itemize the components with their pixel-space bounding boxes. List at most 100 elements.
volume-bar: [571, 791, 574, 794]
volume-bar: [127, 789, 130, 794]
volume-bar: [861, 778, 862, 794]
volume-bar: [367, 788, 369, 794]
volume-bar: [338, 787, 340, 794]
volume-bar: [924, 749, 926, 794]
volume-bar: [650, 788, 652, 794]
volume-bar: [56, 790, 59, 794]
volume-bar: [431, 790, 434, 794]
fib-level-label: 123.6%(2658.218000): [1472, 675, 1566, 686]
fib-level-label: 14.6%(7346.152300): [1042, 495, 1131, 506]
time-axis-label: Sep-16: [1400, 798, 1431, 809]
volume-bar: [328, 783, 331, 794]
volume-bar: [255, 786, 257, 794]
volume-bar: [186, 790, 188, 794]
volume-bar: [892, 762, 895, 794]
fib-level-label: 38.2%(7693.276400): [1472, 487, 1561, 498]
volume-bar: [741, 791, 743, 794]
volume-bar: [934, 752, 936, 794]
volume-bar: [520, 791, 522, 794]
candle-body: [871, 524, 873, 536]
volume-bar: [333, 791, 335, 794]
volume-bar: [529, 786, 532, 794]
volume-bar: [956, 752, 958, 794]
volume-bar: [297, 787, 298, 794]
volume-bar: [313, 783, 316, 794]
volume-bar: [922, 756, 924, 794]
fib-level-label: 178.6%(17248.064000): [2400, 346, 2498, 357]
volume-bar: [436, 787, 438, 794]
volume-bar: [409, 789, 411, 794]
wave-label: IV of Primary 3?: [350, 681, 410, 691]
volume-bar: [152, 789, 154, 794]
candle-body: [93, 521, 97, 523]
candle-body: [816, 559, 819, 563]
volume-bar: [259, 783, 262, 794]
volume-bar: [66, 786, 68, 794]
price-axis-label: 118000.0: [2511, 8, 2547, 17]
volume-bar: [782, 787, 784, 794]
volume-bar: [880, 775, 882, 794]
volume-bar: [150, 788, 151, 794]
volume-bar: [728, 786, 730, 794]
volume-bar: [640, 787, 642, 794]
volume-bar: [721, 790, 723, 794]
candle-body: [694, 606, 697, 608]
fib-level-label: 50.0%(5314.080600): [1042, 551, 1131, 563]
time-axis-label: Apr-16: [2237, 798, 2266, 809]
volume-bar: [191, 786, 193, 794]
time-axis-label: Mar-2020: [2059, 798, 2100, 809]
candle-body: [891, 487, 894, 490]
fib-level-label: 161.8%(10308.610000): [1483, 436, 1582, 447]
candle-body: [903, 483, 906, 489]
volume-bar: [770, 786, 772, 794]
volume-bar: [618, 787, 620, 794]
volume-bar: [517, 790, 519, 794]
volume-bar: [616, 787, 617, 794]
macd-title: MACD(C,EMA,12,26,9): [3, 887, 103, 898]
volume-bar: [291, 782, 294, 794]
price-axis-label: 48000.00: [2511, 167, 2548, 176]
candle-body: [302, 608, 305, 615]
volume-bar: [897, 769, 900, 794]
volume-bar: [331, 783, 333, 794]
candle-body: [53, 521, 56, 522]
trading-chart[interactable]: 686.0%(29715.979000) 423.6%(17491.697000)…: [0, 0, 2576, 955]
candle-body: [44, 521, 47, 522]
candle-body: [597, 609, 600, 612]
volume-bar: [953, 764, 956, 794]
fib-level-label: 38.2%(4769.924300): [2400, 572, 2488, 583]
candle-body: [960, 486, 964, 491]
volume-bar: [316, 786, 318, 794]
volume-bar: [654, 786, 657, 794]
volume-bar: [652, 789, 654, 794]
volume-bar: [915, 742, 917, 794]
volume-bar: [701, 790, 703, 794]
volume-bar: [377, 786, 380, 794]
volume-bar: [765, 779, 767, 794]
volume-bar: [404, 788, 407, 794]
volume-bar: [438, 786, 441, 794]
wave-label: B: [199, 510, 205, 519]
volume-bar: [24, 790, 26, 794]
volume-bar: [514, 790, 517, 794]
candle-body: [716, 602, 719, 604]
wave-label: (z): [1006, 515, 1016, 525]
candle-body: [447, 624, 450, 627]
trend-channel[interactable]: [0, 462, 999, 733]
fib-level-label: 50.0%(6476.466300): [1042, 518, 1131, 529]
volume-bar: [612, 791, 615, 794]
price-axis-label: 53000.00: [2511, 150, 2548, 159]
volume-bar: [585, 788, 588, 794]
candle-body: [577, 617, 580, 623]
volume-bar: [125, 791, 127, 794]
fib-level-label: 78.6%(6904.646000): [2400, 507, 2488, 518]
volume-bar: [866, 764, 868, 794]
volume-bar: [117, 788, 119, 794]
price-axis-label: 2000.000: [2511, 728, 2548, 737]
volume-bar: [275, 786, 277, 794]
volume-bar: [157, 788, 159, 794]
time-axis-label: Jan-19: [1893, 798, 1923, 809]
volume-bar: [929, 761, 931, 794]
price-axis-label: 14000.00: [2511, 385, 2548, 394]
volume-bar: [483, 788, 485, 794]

_ _ _ _ _ _ _

**WRITTEN REQUEST**
Could you output the entries above as a numbered list, from the first line through the line containing "volume-bar: [618, 787, 620, 794]", both included, and skip any blank lines?

**ANSWER IN FULL**
1. itemize the components with their pixel-space bounding boxes. List at most 100 elements.
2. volume-bar: [571, 791, 574, 794]
3. volume-bar: [127, 789, 130, 794]
4. volume-bar: [861, 778, 862, 794]
5. volume-bar: [367, 788, 369, 794]
6. volume-bar: [338, 787, 340, 794]
7. volume-bar: [924, 749, 926, 794]
8. volume-bar: [650, 788, 652, 794]
9. volume-bar: [56, 790, 59, 794]
10. volume-bar: [431, 790, 434, 794]
11. fib-level-label: 123.6%(2658.218000): [1472, 675, 1566, 686]
12. fib-level-label: 14.6%(7346.152300): [1042, 495, 1131, 506]
13. time-axis-label: Sep-16: [1400, 798, 1431, 809]
14. volume-bar: [328, 783, 331, 794]
15. volume-bar: [255, 786, 257, 794]
16. volume-bar: [186, 790, 188, 794]
17. volume-bar: [892, 762, 895, 794]
18. fib-level-label: 38.2%(7693.276400): [1472, 487, 1561, 498]
19. volume-bar: [741, 791, 743, 794]
20. volume-bar: [934, 752, 936, 794]
21. volume-bar: [520, 791, 522, 794]
22. candle-body: [871, 524, 873, 536]
23. volume-bar: [333, 791, 335, 794]
24. volume-bar: [529, 786, 532, 794]
25. volume-bar: [956, 752, 958, 794]
26. volume-bar: [297, 787, 298, 794]
27. volume-bar: [313, 783, 316, 794]
28. volume-bar: [922, 756, 924, 794]
29. fib-level-label: 178.6%(17248.064000): [2400, 346, 2498, 357]
30. volume-bar: [436, 787, 438, 794]
31. volume-bar: [409, 789, 411, 794]
32. wave-label: IV of Primary 3?: [350, 681, 410, 691]
33. volume-bar: [152, 789, 154, 794]
34. candle-body: [93, 521, 97, 523]
35. candle-body: [816, 559, 819, 563]
36. volume-bar: [259, 783, 262, 794]
37. volume-bar: [66, 786, 68, 794]
38. price-axis-label: 118000.0: [2511, 8, 2547, 17]
39. volume-bar: [782, 787, 784, 794]
40. volume-bar: [880, 775, 882, 794]
41. volume-bar: [150, 788, 151, 794]
42. volume-bar: [728, 786, 730, 794]
43. volume-bar: [640, 787, 642, 794]
44. volume-bar: [721, 790, 723, 794]
45. candle-body: [694, 606, 697, 608]
46. fib-level-label: 50.0%(5314.080600): [1042, 551, 1131, 563]
47. time-axis-label: Apr-16: [2237, 798, 2266, 809]
48. volume-bar: [191, 786, 193, 794]
49. time-axis-label: Mar-2020: [2059, 798, 2100, 809]
50. candle-body: [891, 487, 894, 490]
51. fib-level-label: 161.8%(10308.610000): [1483, 436, 1582, 447]
52. candle-body: [903, 483, 906, 489]
53. volume-bar: [770, 786, 772, 794]
54. volume-bar: [618, 787, 620, 794]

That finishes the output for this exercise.